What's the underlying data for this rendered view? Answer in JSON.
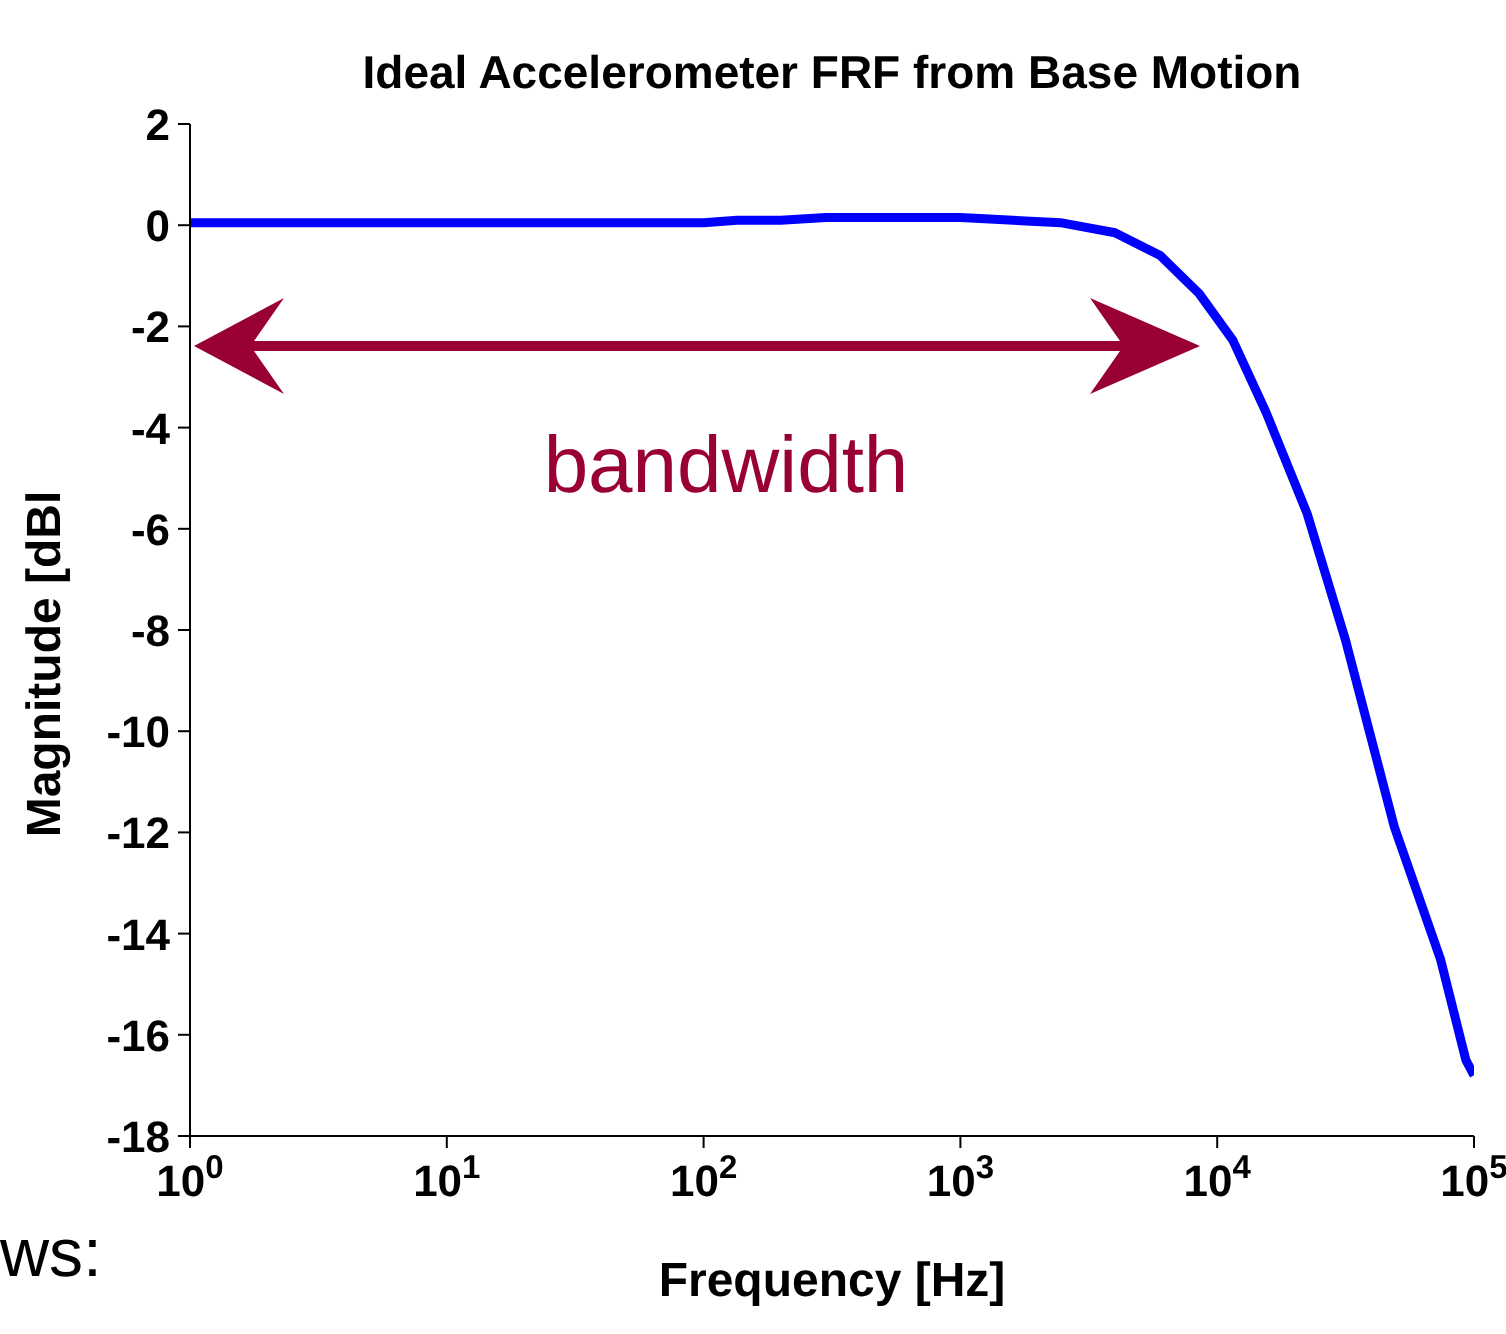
{
  "chart_data": {
    "type": "line",
    "title": "Ideal Accelerometer FRF from Base Motion",
    "xlabel": "Frequency [Hz]",
    "ylabel": "Magnitude [dBl",
    "log": "x",
    "x": [
      1,
      10,
      100,
      135,
      200,
      300,
      1000,
      2450,
      4000,
      6000,
      8500,
      11500,
      15500,
      22400,
      31600,
      49000,
      74000,
      93000,
      100000
    ],
    "series": [
      {
        "color": "#0000ff",
        "values": [
          0.05,
          0.05,
          0.05,
          0.1,
          0.1,
          0.15,
          0.15,
          0.05,
          -0.15,
          -0.6,
          -1.35,
          -2.27,
          -3.7,
          -5.7,
          -8.2,
          -11.9,
          -14.5,
          -16.5,
          -16.8
        ]
      }
    ],
    "xlim": [
      1,
      100000
    ],
    "xticks": [
      {
        "value": 1,
        "label": "10$^{0}$"
      },
      {
        "value": 10,
        "label": "10$^{1}$"
      },
      {
        "value": 100,
        "label": "10$^{2}$"
      },
      {
        "value": 1000,
        "label": "10$^{3}$"
      },
      {
        "value": 10000,
        "label": "10$^{4}$"
      },
      {
        "value": 100000,
        "label": "10$^{5}$"
      }
    ],
    "ylim": [
      -18,
      2
    ],
    "yticks": [
      2,
      0,
      -2,
      -4,
      -6,
      -8,
      -10,
      -12,
      -14,
      -16,
      -18
    ],
    "grid": false,
    "legend": false,
    "marker": "none",
    "line_style": "solid",
    "annotations": [
      "bandwidth",
      "ws:"
    ]
  }
}
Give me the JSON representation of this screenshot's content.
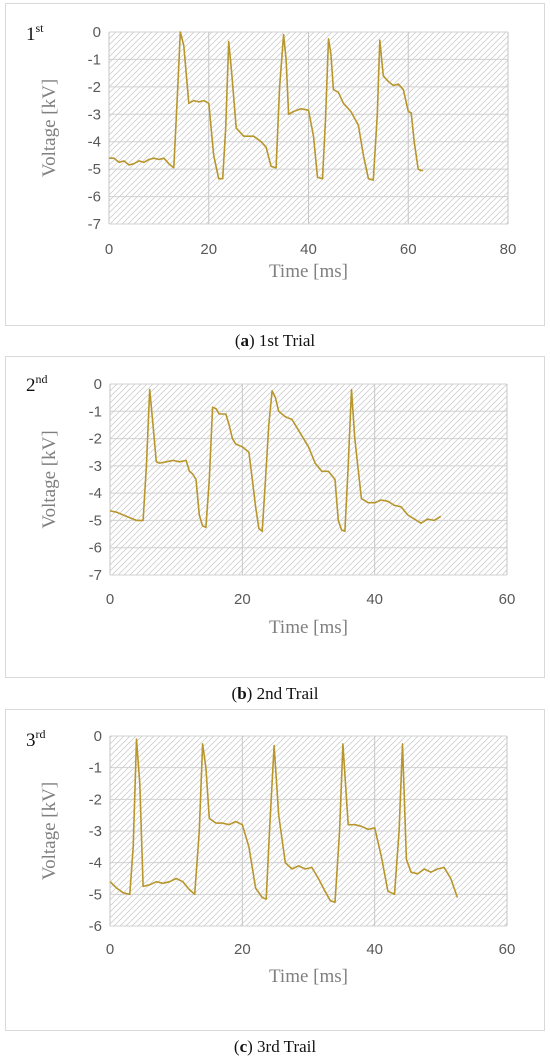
{
  "chart_data": [
    {
      "type": "line",
      "panel_label": "1",
      "panel_label_sup": "st",
      "xlabel": "Time [ms]",
      "ylabel": "Voltage [kV]",
      "xlim": [
        0,
        80
      ],
      "ylim": [
        -7,
        0
      ],
      "xticks": [
        "0",
        "20",
        "40",
        "60",
        "80"
      ],
      "yticks": [
        "0",
        "-1",
        "-2",
        "-3",
        "-4",
        "-5",
        "-6",
        "-7"
      ],
      "caption": {
        "letter": "a",
        "text": " 1st Trial"
      },
      "line_color": "#b8962c",
      "series": [
        {
          "x": [
            0,
            1,
            2,
            3,
            4,
            5,
            6,
            7,
            8,
            9,
            10,
            11,
            12,
            13,
            13.8,
            14.3,
            15,
            16,
            17,
            18,
            19,
            20,
            21,
            22,
            22.8,
            23.4,
            24,
            24.6,
            25.5,
            27,
            29,
            30.5,
            31.5,
            32.5,
            33.5,
            34.2,
            35,
            35.5,
            36,
            37,
            38.5,
            40,
            41,
            41.8,
            42.8,
            43.4,
            44,
            44.5,
            45,
            46,
            47,
            48.5,
            50,
            51,
            52,
            53,
            53.8,
            54.3,
            55,
            56,
            57,
            58,
            59,
            60,
            60.6,
            61.2,
            62,
            62.5,
            63
          ],
          "y": [
            -4.6,
            -4.6,
            -4.75,
            -4.7,
            -4.85,
            -4.8,
            -4.7,
            -4.75,
            -4.65,
            -4.6,
            -4.65,
            -4.6,
            -4.8,
            -4.95,
            -2.0,
            0,
            -0.5,
            -2.6,
            -2.5,
            -2.55,
            -2.5,
            -2.6,
            -4.5,
            -5.35,
            -5.35,
            -3.5,
            -0.35,
            -1.5,
            -3.5,
            -3.8,
            -3.8,
            -4.0,
            -4.2,
            -4.9,
            -4.95,
            -2.0,
            -0.1,
            -1.0,
            -3.0,
            -2.9,
            -2.8,
            -2.85,
            -3.8,
            -5.3,
            -5.35,
            -3.2,
            -0.25,
            -0.8,
            -2.1,
            -2.2,
            -2.6,
            -2.9,
            -3.4,
            -4.5,
            -5.35,
            -5.4,
            -3.0,
            -0.3,
            -1.6,
            -1.8,
            -1.95,
            -1.9,
            -2.1,
            -2.9,
            -2.95,
            -4.0,
            -5.0,
            -5.05,
            -5.05
          ]
        }
      ]
    },
    {
      "type": "line",
      "panel_label": "2",
      "panel_label_sup": "nd",
      "xlabel": "Time [ms]",
      "ylabel": "Voltage [kV]",
      "xlim": [
        0,
        60
      ],
      "ylim": [
        -7,
        0
      ],
      "xticks": [
        "0",
        "20",
        "40",
        "60"
      ],
      "yticks": [
        "0",
        "-1",
        "-2",
        "-3",
        "-4",
        "-5",
        "-6",
        "-7"
      ],
      "caption": {
        "letter": "b",
        "text": " 2nd Trail"
      },
      "line_color": "#b8962c",
      "series": [
        {
          "x": [
            0,
            1,
            2,
            3,
            4,
            5,
            5.5,
            6,
            6.5,
            7,
            7.5,
            8.5,
            9.5,
            10.5,
            11.5,
            12,
            12.5,
            13,
            13.5,
            14,
            14.5,
            15,
            15.5,
            16,
            16.5,
            17.5,
            18,
            18.5,
            19,
            20,
            21,
            21.5,
            22,
            22.5,
            23,
            23.5,
            24,
            24.5,
            25,
            25.5,
            26,
            26.5,
            27.5,
            28.5,
            29.5,
            30,
            31,
            32,
            33,
            34,
            34.5,
            35,
            35.5,
            36,
            36.5,
            37,
            38,
            39,
            40,
            41,
            42,
            43,
            44,
            45,
            46,
            47,
            48,
            49,
            50
          ],
          "y": [
            -4.65,
            -4.7,
            -4.8,
            -4.9,
            -5.0,
            -5.0,
            -3.0,
            -0.2,
            -1.5,
            -2.85,
            -2.9,
            -2.85,
            -2.8,
            -2.85,
            -2.8,
            -3.2,
            -3.3,
            -3.5,
            -4.8,
            -5.2,
            -5.25,
            -3.5,
            -0.85,
            -0.9,
            -1.1,
            -1.1,
            -1.5,
            -2.0,
            -2.2,
            -2.3,
            -2.5,
            -3.5,
            -4.5,
            -5.3,
            -5.4,
            -3.5,
            -1.5,
            -0.25,
            -0.5,
            -1.0,
            -1.1,
            -1.2,
            -1.3,
            -1.7,
            -2.1,
            -2.3,
            -2.9,
            -3.2,
            -3.2,
            -3.5,
            -5.0,
            -5.35,
            -5.4,
            -3.0,
            -0.2,
            -2.0,
            -4.2,
            -4.35,
            -4.35,
            -4.25,
            -4.3,
            -4.45,
            -4.5,
            -4.8,
            -4.95,
            -5.1,
            -4.95,
            -5.0,
            -4.85
          ]
        }
      ]
    },
    {
      "type": "line",
      "panel_label": "3",
      "panel_label_sup": "rd",
      "xlabel": "Time [ms]",
      "ylabel": "Voltage [kV]",
      "xlim": [
        0,
        60
      ],
      "ylim": [
        -6,
        0
      ],
      "xticks": [
        "0",
        "20",
        "40",
        "60"
      ],
      "yticks": [
        "0",
        "-1",
        "-2",
        "-3",
        "-4",
        "-5",
        "-6"
      ],
      "caption": {
        "letter": "c",
        "text": " 3rd Trail"
      },
      "line_color": "#b8962c",
      "series": [
        {
          "x": [
            0,
            1,
            2,
            3,
            3.5,
            4,
            4.5,
            5,
            6,
            7,
            8,
            9,
            10,
            11,
            12,
            12.8,
            13.5,
            14,
            14.5,
            15,
            16,
            17,
            18,
            19,
            20,
            21,
            22,
            23,
            23.6,
            24.1,
            24.8,
            25.5,
            26.5,
            27.5,
            28.5,
            29.5,
            30.5,
            31.5,
            32.5,
            33.3,
            34,
            34.7,
            35.2,
            36,
            37,
            38,
            39,
            40,
            41,
            42,
            43,
            43.7,
            44.2,
            44.8,
            45.5,
            46.5,
            47.5,
            48.5,
            49.5,
            50.5,
            51.5,
            52.5
          ],
          "y": [
            -4.6,
            -4.8,
            -4.95,
            -5.0,
            -3.5,
            -0.1,
            -1.5,
            -4.75,
            -4.7,
            -4.6,
            -4.65,
            -4.6,
            -4.5,
            -4.6,
            -4.85,
            -5.0,
            -3.0,
            -0.25,
            -1.0,
            -2.6,
            -2.75,
            -2.75,
            -2.8,
            -2.7,
            -2.8,
            -3.5,
            -4.8,
            -5.1,
            -5.15,
            -3.0,
            -0.3,
            -2.5,
            -4.0,
            -4.2,
            -4.1,
            -4.2,
            -4.15,
            -4.5,
            -4.9,
            -5.2,
            -5.25,
            -3.0,
            -0.25,
            -2.8,
            -2.8,
            -2.85,
            -2.95,
            -2.9,
            -3.8,
            -4.9,
            -5.0,
            -3.0,
            -0.25,
            -3.9,
            -4.3,
            -4.35,
            -4.2,
            -4.3,
            -4.2,
            -4.15,
            -4.5,
            -5.1
          ]
        }
      ]
    }
  ]
}
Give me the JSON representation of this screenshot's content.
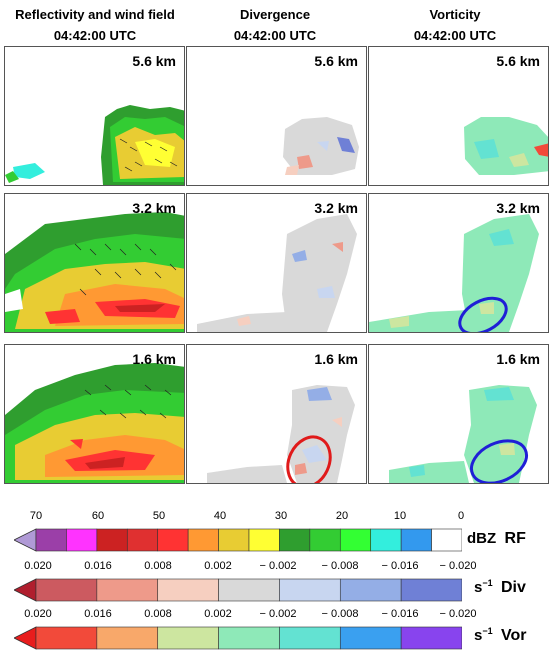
{
  "columns": [
    {
      "title": "Reflectivity and wind field",
      "time": "04:42:00 UTC"
    },
    {
      "title": "Divergence",
      "time": "04:42:00 UTC"
    },
    {
      "title": "Vorticity",
      "time": "04:42:00 UTC"
    }
  ],
  "heights": [
    "5.6 km",
    "3.2 km",
    "1.6 km"
  ],
  "colorbars": {
    "rf": {
      "ticks": [
        "70",
        "60",
        "50",
        "40",
        "30",
        "20",
        "10",
        "0"
      ],
      "unit": "dBZ",
      "name": "RF",
      "colors": [
        "#9b3fa8",
        "#ff33ff",
        "#cc2222",
        "#e03030",
        "#ff3333",
        "#ff9933",
        "#e8cc33",
        "#ffff33",
        "#2f9e2f",
        "#33cc33",
        "#33ff33",
        "#33eedd",
        "#3399ee",
        "#ffffff"
      ],
      "arrow_color": "#b09ad6"
    },
    "div": {
      "ticks": [
        "0.020",
        "0.016",
        "0.008",
        "0.002",
        "− 0.002",
        "− 0.008",
        "− 0.016",
        "− 0.020"
      ],
      "unit": "s",
      "unit_exp": "−1",
      "name": "Div",
      "colors": [
        "#cc5a60",
        "#ee9a8a",
        "#f6cfc0",
        "#d9d9d9",
        "#c8d6f0",
        "#94aee6",
        "#6f80d6"
      ],
      "arrow_color": "#b01e2e"
    },
    "vor": {
      "ticks": [
        "0.020",
        "0.016",
        "0.008",
        "0.002",
        "− 0.002",
        "− 0.008",
        "− 0.016",
        "− 0.020"
      ],
      "unit": "s",
      "unit_exp": "−1",
      "name": "Vor",
      "colors": [
        "#f24a3a",
        "#f8a86a",
        "#cde6a0",
        "#8ee9b8",
        "#63e2d2",
        "#3aa0f0",
        "#8844ee"
      ],
      "arrow_color": "#e81d1d"
    }
  }
}
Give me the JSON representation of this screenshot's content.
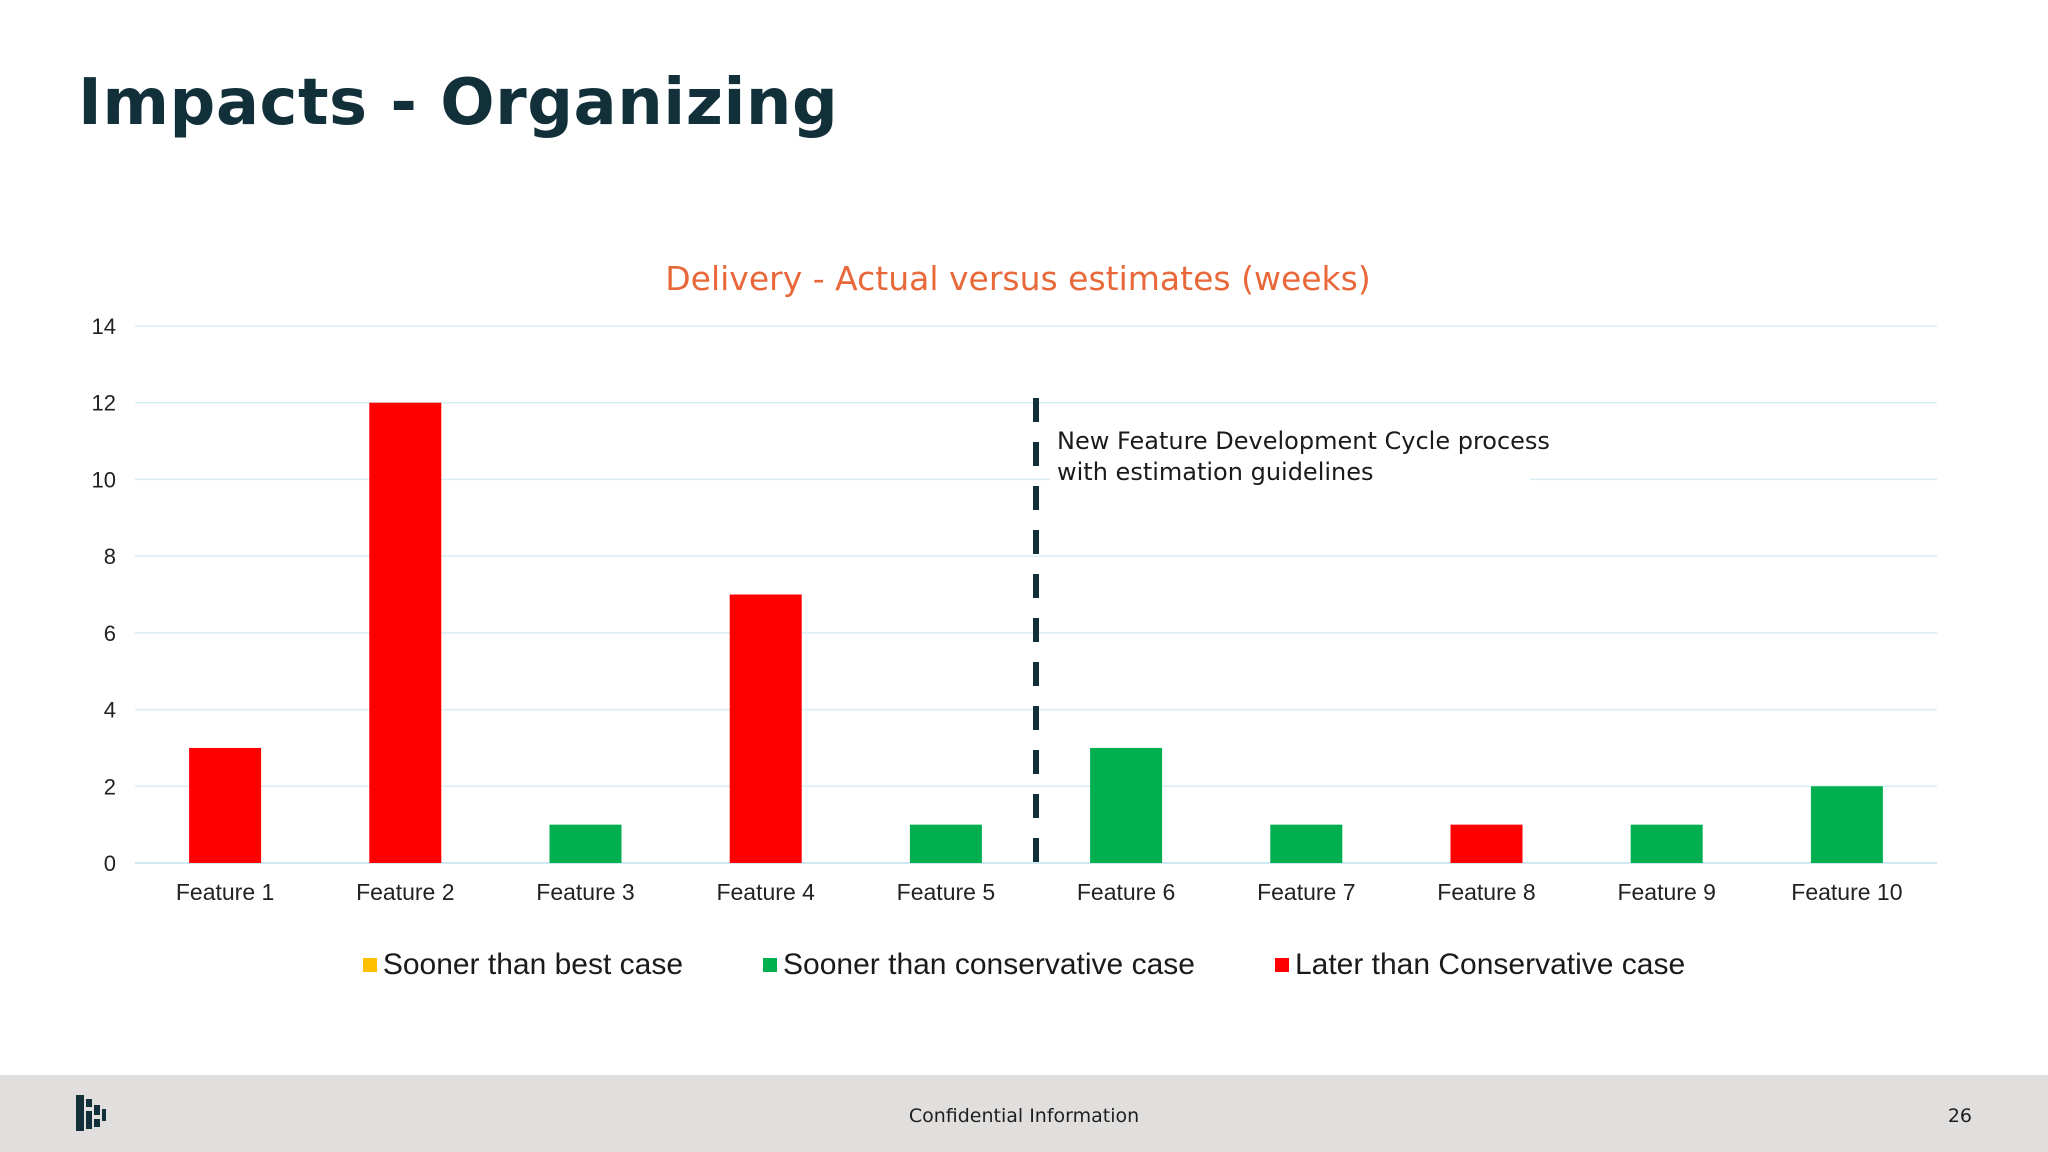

- - - -

> _Directions_
State the count of lines in the data holding the word "title", adding nothing to it.

> _Response to this exercise_
4